**Goal of the exercise:**
Check each line for the string "Sandviken", then give only how many lines have it.

**Available records:**
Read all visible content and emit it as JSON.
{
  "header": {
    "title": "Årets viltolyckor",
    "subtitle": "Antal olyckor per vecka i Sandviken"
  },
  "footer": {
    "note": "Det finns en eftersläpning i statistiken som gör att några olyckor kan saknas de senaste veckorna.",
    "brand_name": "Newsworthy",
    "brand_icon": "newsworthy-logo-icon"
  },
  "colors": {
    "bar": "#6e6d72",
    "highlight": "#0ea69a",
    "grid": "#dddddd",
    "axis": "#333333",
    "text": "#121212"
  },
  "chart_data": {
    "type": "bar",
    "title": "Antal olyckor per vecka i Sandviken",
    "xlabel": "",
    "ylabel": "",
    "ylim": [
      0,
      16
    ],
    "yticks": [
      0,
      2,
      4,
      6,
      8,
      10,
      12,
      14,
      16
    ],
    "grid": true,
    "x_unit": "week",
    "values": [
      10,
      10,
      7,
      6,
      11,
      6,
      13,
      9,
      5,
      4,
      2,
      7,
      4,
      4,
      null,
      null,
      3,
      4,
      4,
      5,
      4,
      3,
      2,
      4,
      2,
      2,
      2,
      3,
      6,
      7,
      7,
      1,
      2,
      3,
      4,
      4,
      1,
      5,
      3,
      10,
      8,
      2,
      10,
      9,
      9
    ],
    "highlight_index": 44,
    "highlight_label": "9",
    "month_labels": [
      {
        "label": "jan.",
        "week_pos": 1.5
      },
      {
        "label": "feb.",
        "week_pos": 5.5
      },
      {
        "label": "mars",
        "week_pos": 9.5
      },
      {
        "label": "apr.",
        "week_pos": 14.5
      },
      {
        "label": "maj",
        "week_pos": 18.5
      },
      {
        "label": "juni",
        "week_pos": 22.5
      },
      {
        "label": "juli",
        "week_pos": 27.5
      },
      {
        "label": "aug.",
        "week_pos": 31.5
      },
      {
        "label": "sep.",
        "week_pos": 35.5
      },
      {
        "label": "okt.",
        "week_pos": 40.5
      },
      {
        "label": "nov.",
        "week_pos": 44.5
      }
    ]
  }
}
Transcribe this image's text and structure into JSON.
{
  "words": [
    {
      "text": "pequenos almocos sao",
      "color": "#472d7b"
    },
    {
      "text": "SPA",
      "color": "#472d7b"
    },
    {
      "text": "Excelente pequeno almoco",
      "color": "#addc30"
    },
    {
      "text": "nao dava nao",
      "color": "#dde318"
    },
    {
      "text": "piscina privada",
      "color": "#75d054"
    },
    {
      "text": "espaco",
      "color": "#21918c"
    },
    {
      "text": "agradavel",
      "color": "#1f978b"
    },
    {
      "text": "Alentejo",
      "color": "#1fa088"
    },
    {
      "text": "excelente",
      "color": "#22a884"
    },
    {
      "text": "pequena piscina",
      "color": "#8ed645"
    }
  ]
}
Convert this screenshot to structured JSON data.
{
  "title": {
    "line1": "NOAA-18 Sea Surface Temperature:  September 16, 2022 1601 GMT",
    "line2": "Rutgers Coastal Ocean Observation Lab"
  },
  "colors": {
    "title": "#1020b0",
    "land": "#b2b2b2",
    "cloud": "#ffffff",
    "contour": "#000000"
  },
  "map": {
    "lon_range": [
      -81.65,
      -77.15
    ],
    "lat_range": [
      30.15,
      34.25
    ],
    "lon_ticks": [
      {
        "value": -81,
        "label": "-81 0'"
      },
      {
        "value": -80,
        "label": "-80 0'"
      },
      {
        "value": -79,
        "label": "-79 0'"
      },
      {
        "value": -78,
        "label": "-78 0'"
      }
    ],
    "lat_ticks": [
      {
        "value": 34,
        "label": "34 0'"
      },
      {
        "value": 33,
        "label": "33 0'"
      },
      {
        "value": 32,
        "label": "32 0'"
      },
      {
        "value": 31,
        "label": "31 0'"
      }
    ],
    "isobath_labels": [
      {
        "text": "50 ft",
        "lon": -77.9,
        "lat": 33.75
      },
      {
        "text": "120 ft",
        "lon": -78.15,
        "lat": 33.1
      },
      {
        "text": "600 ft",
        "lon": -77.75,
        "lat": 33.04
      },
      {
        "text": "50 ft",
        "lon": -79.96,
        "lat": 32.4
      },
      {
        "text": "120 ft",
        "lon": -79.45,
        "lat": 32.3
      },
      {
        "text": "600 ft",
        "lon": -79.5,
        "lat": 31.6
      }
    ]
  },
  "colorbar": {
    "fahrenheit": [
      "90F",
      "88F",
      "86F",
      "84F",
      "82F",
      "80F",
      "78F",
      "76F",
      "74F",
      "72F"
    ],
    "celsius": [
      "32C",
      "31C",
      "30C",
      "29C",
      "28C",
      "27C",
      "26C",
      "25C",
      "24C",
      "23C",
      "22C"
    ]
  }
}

**The output:**
2